_What you have to do:_ Give the listing below again in full, exactly as written.

_Records for this exercise:_
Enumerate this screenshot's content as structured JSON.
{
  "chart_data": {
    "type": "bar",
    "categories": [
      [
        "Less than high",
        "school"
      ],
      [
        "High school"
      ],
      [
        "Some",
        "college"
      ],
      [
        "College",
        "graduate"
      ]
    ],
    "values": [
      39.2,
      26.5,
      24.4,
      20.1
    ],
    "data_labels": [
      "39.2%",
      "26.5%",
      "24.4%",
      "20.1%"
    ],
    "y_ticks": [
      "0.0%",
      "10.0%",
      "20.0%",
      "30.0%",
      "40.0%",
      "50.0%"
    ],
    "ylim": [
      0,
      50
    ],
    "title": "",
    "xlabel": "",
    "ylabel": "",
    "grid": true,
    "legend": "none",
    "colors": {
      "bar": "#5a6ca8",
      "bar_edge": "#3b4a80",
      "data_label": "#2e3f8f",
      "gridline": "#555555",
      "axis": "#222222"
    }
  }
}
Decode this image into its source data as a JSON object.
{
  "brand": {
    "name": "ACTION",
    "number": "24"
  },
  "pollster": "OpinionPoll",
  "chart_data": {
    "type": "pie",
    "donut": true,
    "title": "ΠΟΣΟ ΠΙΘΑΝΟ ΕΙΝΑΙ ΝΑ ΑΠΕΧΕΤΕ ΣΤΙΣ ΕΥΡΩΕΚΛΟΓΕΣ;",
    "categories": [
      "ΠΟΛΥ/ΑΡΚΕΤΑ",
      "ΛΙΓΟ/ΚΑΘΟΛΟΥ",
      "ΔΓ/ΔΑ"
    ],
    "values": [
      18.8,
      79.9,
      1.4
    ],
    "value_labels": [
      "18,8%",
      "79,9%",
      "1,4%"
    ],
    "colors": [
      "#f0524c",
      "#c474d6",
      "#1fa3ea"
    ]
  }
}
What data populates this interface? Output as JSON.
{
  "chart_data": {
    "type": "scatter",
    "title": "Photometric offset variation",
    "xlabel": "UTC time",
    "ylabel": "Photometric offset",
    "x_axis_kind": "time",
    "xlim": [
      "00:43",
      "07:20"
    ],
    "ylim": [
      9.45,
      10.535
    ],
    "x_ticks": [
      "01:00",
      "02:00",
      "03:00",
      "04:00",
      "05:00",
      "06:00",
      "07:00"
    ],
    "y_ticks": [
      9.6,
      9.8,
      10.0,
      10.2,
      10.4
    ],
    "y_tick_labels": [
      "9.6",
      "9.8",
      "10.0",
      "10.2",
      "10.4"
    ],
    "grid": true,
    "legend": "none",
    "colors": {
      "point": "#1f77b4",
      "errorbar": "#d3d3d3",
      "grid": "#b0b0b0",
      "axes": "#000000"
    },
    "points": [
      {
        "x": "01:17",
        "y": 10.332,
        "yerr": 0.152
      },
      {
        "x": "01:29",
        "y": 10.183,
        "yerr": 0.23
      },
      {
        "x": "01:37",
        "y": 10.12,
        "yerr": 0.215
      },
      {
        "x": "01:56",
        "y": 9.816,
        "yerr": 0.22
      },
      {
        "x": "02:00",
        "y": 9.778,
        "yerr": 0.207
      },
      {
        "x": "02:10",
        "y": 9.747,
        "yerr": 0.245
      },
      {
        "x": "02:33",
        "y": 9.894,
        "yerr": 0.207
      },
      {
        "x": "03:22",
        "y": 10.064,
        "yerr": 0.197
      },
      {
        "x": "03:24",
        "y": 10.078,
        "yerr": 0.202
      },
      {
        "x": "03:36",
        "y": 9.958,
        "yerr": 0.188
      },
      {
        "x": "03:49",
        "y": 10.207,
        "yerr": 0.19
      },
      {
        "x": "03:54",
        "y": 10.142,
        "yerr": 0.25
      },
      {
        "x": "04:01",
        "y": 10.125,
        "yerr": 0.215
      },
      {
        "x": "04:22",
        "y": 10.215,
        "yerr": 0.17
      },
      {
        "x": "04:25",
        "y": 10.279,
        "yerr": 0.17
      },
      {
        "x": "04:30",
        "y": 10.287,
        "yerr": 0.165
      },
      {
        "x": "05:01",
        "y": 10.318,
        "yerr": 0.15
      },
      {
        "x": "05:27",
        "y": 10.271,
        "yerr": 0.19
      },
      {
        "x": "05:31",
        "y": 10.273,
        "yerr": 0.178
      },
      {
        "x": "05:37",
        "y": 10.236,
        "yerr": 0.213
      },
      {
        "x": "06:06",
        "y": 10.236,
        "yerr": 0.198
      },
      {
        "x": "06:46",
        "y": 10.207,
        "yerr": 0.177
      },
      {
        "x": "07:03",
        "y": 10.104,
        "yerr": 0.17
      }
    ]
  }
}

_Task response:_
Enumerate this screenshot's content as structured JSON.
{
  "chart_data": {
    "type": "bar",
    "categories": [
      [
        "Less than high",
        "school"
      ],
      [
        "High school"
      ],
      [
        "Some",
        "college"
      ],
      [
        "College",
        "graduate"
      ]
    ],
    "values": [
      39.2,
      26.5,
      24.4,
      20.1
    ],
    "data_labels": [
      "39.2%",
      "26.5%",
      "24.4%",
      "20.1%"
    ],
    "y_ticks": [
      "0.0%",
      "10.0%",
      "20.0%",
      "30.0%",
      "40.0%",
      "50.0%"
    ],
    "ylim": [
      0,
      50
    ],
    "title": "",
    "xlabel": "",
    "ylabel": "",
    "grid": true,
    "legend": "none",
    "colors": {
      "bar": "#5a6ca8",
      "bar_edge": "#3b4a80",
      "data_label": "#2e3f8f",
      "gridline": "#555555",
      "axis": "#222222"
    }
  }
}
Decode this image into its source data as a JSON object.
{
  "brand": {
    "name": "ACTION",
    "number": "24"
  },
  "pollster": "OpinionPoll",
  "chart_data": {
    "type": "pie",
    "donut": true,
    "title": "ΠΟΣΟ ΠΙΘΑΝΟ ΕΙΝΑΙ ΝΑ ΑΠΕΧΕΤΕ ΣΤΙΣ ΕΥΡΩΕΚΛΟΓΕΣ;",
    "categories": [
      "ΠΟΛΥ/ΑΡΚΕΤΑ",
      "ΛΙΓΟ/ΚΑΘΟΛΟΥ",
      "ΔΓ/ΔΑ"
    ],
    "values": [
      18.8,
      79.9,
      1.4
    ],
    "value_labels": [
      "18,8%",
      "79,9%",
      "1,4%"
    ],
    "colors": [
      "#f0524c",
      "#c474d6",
      "#1fa3ea"
    ]
  }
}
What data populates this interface? Output as JSON.
{
  "chart_data": {
    "type": "scatter",
    "title": "Photometric offset variation",
    "xlabel": "UTC time",
    "ylabel": "Photometric offset",
    "x_axis_kind": "time",
    "xlim": [
      "00:43",
      "07:20"
    ],
    "ylim": [
      9.45,
      10.535
    ],
    "x_ticks": [
      "01:00",
      "02:00",
      "03:00",
      "04:00",
      "05:00",
      "06:00",
      "07:00"
    ],
    "y_ticks": [
      9.6,
      9.8,
      10.0,
      10.2,
      10.4
    ],
    "y_tick_labels": [
      "9.6",
      "9.8",
      "10.0",
      "10.2",
      "10.4"
    ],
    "grid": true,
    "legend": "none",
    "colors": {
      "point": "#1f77b4",
      "errorbar": "#d3d3d3",
      "grid": "#b0b0b0",
      "axes": "#000000"
    },
    "points": [
      {
        "x": "01:17",
        "y": 10.332,
        "yerr": 0.152
      },
      {
        "x": "01:29",
        "y": 10.183,
        "yerr": 0.23
      },
      {
        "x": "01:37",
        "y": 10.12,
        "yerr": 0.215
      },
      {
        "x": "01:56",
        "y": 9.816,
        "yerr": 0.22
      },
      {
        "x": "02:00",
        "y": 9.778,
        "yerr": 0.207
      },
      {
        "x": "02:10",
        "y": 9.747,
        "yerr": 0.245
      },
      {
        "x": "02:33",
        "y": 9.894,
        "yerr": 0.207
      },
      {
        "x": "03:22",
        "y": 10.064,
        "yerr": 0.197
      },
      {
        "x": "03:24",
        "y": 10.078,
        "yerr": 0.202
      },
      {
        "x": "03:36",
        "y": 9.958,
        "yerr": 0.188
      },
      {
        "x": "03:49",
        "y": 10.207,
        "yerr": 0.19
      },
      {
        "x": "03:54",
        "y": 10.142,
        "yerr": 0.25
      },
      {
        "x": "04:01",
        "y": 10.125,
        "yerr": 0.215
      },
      {
        "x": "04:22",
        "y": 10.215,
        "yerr": 0.17
      },
      {
        "x": "04:25",
        "y": 10.279,
        "yerr": 0.17
      },
      {
        "x": "04:30",
        "y": 10.287,
        "yerr": 0.165
      },
      {
        "x": "05:01",
        "y": 10.318,
        "yerr": 0.15
      },
      {
        "x": "05:27",
        "y": 10.271,
        "yerr": 0.19
      },
      {
        "x": "05:31",
        "y": 10.273,
        "yerr": 0.178
      },
      {
        "x": "05:37",
        "y": 10.236,
        "yerr": 0.213
      },
      {
        "x": "06:06",
        "y": 10.236,
        "yerr": 0.198
      },
      {
        "x": "06:46",
        "y": 10.207,
        "yerr": 0.177
      },
      {
        "x": "07:03",
        "y": 10.104,
        "yerr": 0.17
      }
    ]
  }
}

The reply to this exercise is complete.